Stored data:
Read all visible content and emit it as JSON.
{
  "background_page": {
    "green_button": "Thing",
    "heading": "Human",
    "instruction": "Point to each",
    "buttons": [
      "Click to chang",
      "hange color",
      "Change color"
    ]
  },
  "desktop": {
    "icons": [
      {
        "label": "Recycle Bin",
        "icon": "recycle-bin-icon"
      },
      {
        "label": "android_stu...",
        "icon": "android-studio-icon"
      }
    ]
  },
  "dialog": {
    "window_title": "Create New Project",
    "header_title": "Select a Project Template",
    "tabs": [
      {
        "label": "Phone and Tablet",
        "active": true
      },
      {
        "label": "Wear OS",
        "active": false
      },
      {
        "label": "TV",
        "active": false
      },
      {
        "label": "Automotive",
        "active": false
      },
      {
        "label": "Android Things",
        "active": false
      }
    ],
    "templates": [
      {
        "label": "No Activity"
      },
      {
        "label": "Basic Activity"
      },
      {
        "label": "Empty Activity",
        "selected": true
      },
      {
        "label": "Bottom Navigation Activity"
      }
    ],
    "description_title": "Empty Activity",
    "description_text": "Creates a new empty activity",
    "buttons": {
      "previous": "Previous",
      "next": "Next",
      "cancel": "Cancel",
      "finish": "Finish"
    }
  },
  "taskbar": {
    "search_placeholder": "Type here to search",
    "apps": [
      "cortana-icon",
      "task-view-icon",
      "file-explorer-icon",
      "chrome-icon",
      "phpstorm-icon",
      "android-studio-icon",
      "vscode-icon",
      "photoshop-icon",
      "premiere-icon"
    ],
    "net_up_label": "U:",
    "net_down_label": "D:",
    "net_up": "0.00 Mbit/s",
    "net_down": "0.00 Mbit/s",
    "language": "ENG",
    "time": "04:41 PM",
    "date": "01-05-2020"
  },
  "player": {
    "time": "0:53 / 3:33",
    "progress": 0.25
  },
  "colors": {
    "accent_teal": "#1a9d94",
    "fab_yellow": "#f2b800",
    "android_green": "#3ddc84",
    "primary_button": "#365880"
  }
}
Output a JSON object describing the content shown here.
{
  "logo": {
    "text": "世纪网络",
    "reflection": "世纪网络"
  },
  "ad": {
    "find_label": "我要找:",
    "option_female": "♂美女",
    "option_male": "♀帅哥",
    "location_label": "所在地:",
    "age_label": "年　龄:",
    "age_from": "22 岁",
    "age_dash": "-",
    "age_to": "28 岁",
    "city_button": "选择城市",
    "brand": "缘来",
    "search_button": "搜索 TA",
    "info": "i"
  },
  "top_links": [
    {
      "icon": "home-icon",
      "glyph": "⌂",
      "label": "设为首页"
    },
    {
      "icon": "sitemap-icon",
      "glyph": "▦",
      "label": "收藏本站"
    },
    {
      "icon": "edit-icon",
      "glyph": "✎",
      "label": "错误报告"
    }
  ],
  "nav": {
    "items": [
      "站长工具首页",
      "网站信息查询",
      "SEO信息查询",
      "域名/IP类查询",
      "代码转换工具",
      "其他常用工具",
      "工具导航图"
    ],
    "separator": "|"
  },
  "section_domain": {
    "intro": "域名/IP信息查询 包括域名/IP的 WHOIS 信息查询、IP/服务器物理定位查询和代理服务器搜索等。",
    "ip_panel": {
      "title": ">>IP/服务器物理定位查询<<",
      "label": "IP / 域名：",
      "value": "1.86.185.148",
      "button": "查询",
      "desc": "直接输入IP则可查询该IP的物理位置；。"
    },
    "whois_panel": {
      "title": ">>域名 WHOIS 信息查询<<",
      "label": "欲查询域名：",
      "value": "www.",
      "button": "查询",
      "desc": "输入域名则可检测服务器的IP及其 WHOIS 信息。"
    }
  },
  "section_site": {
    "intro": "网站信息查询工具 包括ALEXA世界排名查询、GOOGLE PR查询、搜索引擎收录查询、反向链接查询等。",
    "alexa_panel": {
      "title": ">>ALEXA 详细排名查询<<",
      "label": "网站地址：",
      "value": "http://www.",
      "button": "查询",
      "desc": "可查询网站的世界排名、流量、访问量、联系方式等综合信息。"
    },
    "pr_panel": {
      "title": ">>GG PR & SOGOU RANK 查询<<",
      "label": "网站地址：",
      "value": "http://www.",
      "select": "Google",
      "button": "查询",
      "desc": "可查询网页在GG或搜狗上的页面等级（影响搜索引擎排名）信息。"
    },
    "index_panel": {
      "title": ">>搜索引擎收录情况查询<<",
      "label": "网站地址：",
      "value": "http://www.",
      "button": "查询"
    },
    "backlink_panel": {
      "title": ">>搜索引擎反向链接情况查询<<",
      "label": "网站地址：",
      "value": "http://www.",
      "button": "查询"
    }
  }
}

• **Written request**
Reproduce each line verbatim.

• **Answer**
Read all visible content and emit it as JSON.
{
  "background_page": {
    "green_button": "Thing",
    "heading": "Human",
    "instruction": "Point to each",
    "buttons": [
      "Click to chang",
      "hange color",
      "Change color"
    ]
  },
  "desktop": {
    "icons": [
      {
        "label": "Recycle Bin",
        "icon": "recycle-bin-icon"
      },
      {
        "label": "android_stu...",
        "icon": "android-studio-icon"
      }
    ]
  },
  "dialog": {
    "window_title": "Create New Project",
    "header_title": "Select a Project Template",
    "tabs": [
      {
        "label": "Phone and Tablet",
        "active": true
      },
      {
        "label": "Wear OS",
        "active": false
      },
      {
        "label": "TV",
        "active": false
      },
      {
        "label": "Automotive",
        "active": false
      },
      {
        "label": "Android Things",
        "active": false
      }
    ],
    "templates": [
      {
        "label": "No Activity"
      },
      {
        "label": "Basic Activity"
      },
      {
        "label": "Empty Activity",
        "selected": true
      },
      {
        "label": "Bottom Navigation Activity"
      }
    ],
    "description_title": "Empty Activity",
    "description_text": "Creates a new empty activity",
    "buttons": {
      "previous": "Previous",
      "next": "Next",
      "cancel": "Cancel",
      "finish": "Finish"
    }
  },
  "taskbar": {
    "search_placeholder": "Type here to search",
    "apps": [
      "cortana-icon",
      "task-view-icon",
      "file-explorer-icon",
      "chrome-icon",
      "phpstorm-icon",
      "android-studio-icon",
      "vscode-icon",
      "photoshop-icon",
      "premiere-icon"
    ],
    "net_up_label": "U:",
    "net_down_label": "D:",
    "net_up": "0.00 Mbit/s",
    "net_down": "0.00 Mbit/s",
    "language": "ENG",
    "time": "04:41 PM",
    "date": "01-05-2020"
  },
  "player": {
    "time": "0:53 / 3:33",
    "progress": 0.25
  },
  "colors": {
    "accent_teal": "#1a9d94",
    "fab_yellow": "#f2b800",
    "android_green": "#3ddc84",
    "primary_button": "#365880"
  }
}
Output a JSON object describing the content shown here.
{
  "logo": {
    "text": "世纪网络",
    "reflection": "世纪网络"
  },
  "ad": {
    "find_label": "我要找:",
    "option_female": "♂美女",
    "option_male": "♀帅哥",
    "location_label": "所在地:",
    "age_label": "年　龄:",
    "age_from": "22 岁",
    "age_dash": "-",
    "age_to": "28 岁",
    "city_button": "选择城市",
    "brand": "缘来",
    "search_button": "搜索 TA",
    "info": "i"
  },
  "top_links": [
    {
      "icon": "home-icon",
      "glyph": "⌂",
      "label": "设为首页"
    },
    {
      "icon": "sitemap-icon",
      "glyph": "▦",
      "label": "收藏本站"
    },
    {
      "icon": "edit-icon",
      "glyph": "✎",
      "label": "错误报告"
    }
  ],
  "nav": {
    "items": [
      "站长工具首页",
      "网站信息查询",
      "SEO信息查询",
      "域名/IP类查询",
      "代码转换工具",
      "其他常用工具",
      "工具导航图"
    ],
    "separator": "|"
  },
  "section_domain": {
    "intro": "域名/IP信息查询 包括域名/IP的 WHOIS 信息查询、IP/服务器物理定位查询和代理服务器搜索等。",
    "ip_panel": {
      "title": ">>IP/服务器物理定位查询<<",
      "label": "IP / 域名：",
      "value": "1.86.185.148",
      "button": "查询",
      "desc": "直接输入IP则可查询该IP的物理位置；。"
    },
    "whois_panel": {
      "title": ">>域名 WHOIS 信息查询<<",
      "label": "欲查询域名：",
      "value": "www.",
      "button": "查询",
      "desc": "输入域名则可检测服务器的IP及其 WHOIS 信息。"
    }
  },
  "section_site": {
    "intro": "网站信息查询工具 包括ALEXA世界排名查询、GOOGLE PR查询、搜索引擎收录查询、反向链接查询等。",
    "alexa_panel": {
      "title": ">>ALEXA 详细排名查询<<",
      "label": "网站地址：",
      "value": "http://www.",
      "button": "查询",
      "desc": "可查询网站的世界排名、流量、访问量、联系方式等综合信息。"
    },
    "pr_panel": {
      "title": ">>GG PR & SOGOU RANK 查询<<",
      "label": "网站地址：",
      "value": "http://www.",
      "select": "Google",
      "button": "查询",
      "desc": "可查询网页在GG或搜狗上的页面等级（影响搜索引擎排名）信息。"
    },
    "index_panel": {
      "title": ">>搜索引擎收录情况查询<<",
      "label": "网站地址：",
      "value": "http://www.",
      "button": "查询"
    },
    "backlink_panel": {
      "title": ">>搜索引擎反向链接情况查询<<",
      "label": "网站地址：",
      "value": "http://www.",
      "button": "查询"
    }
  }
}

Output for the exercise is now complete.